SHORT TASK: Output the entries verbatim, including every line.

Stored data entries
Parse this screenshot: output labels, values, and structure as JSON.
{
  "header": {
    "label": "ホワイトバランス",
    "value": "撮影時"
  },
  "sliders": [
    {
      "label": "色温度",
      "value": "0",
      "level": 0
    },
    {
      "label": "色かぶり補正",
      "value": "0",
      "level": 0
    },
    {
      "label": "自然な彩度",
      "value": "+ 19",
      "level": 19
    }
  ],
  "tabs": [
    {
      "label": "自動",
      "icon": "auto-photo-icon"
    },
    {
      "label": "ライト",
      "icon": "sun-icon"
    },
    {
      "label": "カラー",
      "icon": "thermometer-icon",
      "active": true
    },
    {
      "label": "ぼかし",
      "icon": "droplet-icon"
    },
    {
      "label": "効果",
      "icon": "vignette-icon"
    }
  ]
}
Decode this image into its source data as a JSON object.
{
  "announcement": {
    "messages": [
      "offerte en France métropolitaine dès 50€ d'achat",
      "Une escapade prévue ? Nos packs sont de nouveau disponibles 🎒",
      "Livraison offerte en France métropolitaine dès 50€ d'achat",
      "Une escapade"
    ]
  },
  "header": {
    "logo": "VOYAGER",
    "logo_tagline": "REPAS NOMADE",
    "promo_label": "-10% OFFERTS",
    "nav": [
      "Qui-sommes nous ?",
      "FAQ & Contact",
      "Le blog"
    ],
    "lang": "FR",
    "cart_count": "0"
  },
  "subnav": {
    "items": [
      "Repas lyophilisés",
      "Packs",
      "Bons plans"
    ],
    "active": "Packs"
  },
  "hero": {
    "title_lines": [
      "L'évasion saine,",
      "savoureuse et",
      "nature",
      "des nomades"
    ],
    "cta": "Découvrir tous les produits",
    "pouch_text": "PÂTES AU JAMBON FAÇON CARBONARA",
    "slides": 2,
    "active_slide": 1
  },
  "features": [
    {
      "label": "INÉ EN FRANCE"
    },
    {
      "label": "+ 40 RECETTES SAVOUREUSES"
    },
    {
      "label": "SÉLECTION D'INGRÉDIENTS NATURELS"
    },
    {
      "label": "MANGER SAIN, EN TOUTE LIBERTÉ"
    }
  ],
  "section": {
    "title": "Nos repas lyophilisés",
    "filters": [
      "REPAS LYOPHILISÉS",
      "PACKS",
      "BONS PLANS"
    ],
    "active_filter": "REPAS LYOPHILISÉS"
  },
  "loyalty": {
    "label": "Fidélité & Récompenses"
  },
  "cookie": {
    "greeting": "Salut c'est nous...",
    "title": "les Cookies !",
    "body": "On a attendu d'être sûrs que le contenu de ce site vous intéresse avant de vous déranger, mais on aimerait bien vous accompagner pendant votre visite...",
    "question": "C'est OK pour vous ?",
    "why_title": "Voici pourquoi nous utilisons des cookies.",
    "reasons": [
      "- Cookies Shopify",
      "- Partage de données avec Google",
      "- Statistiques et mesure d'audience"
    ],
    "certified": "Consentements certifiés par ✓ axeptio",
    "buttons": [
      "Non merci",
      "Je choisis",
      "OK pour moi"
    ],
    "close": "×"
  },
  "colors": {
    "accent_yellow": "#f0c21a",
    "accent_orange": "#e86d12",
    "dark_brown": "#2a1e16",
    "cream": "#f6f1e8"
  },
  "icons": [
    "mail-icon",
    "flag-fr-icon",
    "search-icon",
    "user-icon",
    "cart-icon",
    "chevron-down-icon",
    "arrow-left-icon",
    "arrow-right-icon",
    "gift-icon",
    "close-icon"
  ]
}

SOLUTION:
Parse this screenshot: output labels, values, and structure as JSON.
{
  "header": {
    "label": "ホワイトバランス",
    "value": "撮影時"
  },
  "sliders": [
    {
      "label": "色温度",
      "value": "0",
      "level": 0
    },
    {
      "label": "色かぶり補正",
      "value": "0",
      "level": 0
    },
    {
      "label": "自然な彩度",
      "value": "+ 19",
      "level": 19
    }
  ],
  "tabs": [
    {
      "label": "自動",
      "icon": "auto-photo-icon"
    },
    {
      "label": "ライト",
      "icon": "sun-icon"
    },
    {
      "label": "カラー",
      "icon": "thermometer-icon",
      "active": true
    },
    {
      "label": "ぼかし",
      "icon": "droplet-icon"
    },
    {
      "label": "効果",
      "icon": "vignette-icon"
    }
  ]
}
Decode this image into its source data as a JSON object.
{
  "announcement": {
    "messages": [
      "offerte en France métropolitaine dès 50€ d'achat",
      "Une escapade prévue ? Nos packs sont de nouveau disponibles 🎒",
      "Livraison offerte en France métropolitaine dès 50€ d'achat",
      "Une escapade"
    ]
  },
  "header": {
    "logo": "VOYAGER",
    "logo_tagline": "REPAS NOMADE",
    "promo_label": "-10% OFFERTS",
    "nav": [
      "Qui-sommes nous ?",
      "FAQ & Contact",
      "Le blog"
    ],
    "lang": "FR",
    "cart_count": "0"
  },
  "subnav": {
    "items": [
      "Repas lyophilisés",
      "Packs",
      "Bons plans"
    ],
    "active": "Packs"
  },
  "hero": {
    "title_lines": [
      "L'évasion saine,",
      "savoureuse et",
      "nature",
      "des nomades"
    ],
    "cta": "Découvrir tous les produits",
    "pouch_text": "PÂTES AU JAMBON FAÇON CARBONARA",
    "slides": 2,
    "active_slide": 1
  },
  "features": [
    {
      "label": "INÉ EN FRANCE"
    },
    {
      "label": "+ 40 RECETTES SAVOUREUSES"
    },
    {
      "label": "SÉLECTION D'INGRÉDIENTS NATURELS"
    },
    {
      "label": "MANGER SAIN, EN TOUTE LIBERTÉ"
    }
  ],
  "section": {
    "title": "Nos repas lyophilisés",
    "filters": [
      "REPAS LYOPHILISÉS",
      "PACKS",
      "BONS PLANS"
    ],
    "active_filter": "REPAS LYOPHILISÉS"
  },
  "loyalty": {
    "label": "Fidélité & Récompenses"
  },
  "cookie": {
    "greeting": "Salut c'est nous...",
    "title": "les Cookies !",
    "body": "On a attendu d'être sûrs que le contenu de ce site vous intéresse avant de vous déranger, mais on aimerait bien vous accompagner pendant votre visite...",
    "question": "C'est OK pour vous ?",
    "why_title": "Voici pourquoi nous utilisons des cookies.",
    "reasons": [
      "- Cookies Shopify",
      "- Partage de données avec Google",
      "- Statistiques et mesure d'audience"
    ],
    "certified": "Consentements certifiés par ✓ axeptio",
    "buttons": [
      "Non merci",
      "Je choisis",
      "OK pour moi"
    ],
    "close": "×"
  },
  "colors": {
    "accent_yellow": "#f0c21a",
    "accent_orange": "#e86d12",
    "dark_brown": "#2a1e16",
    "cream": "#f6f1e8"
  },
  "icons": [
    "mail-icon",
    "flag-fr-icon",
    "search-icon",
    "user-icon",
    "cart-icon",
    "chevron-down-icon",
    "arrow-left-icon",
    "arrow-right-icon",
    "gift-icon",
    "close-icon"
  ]
}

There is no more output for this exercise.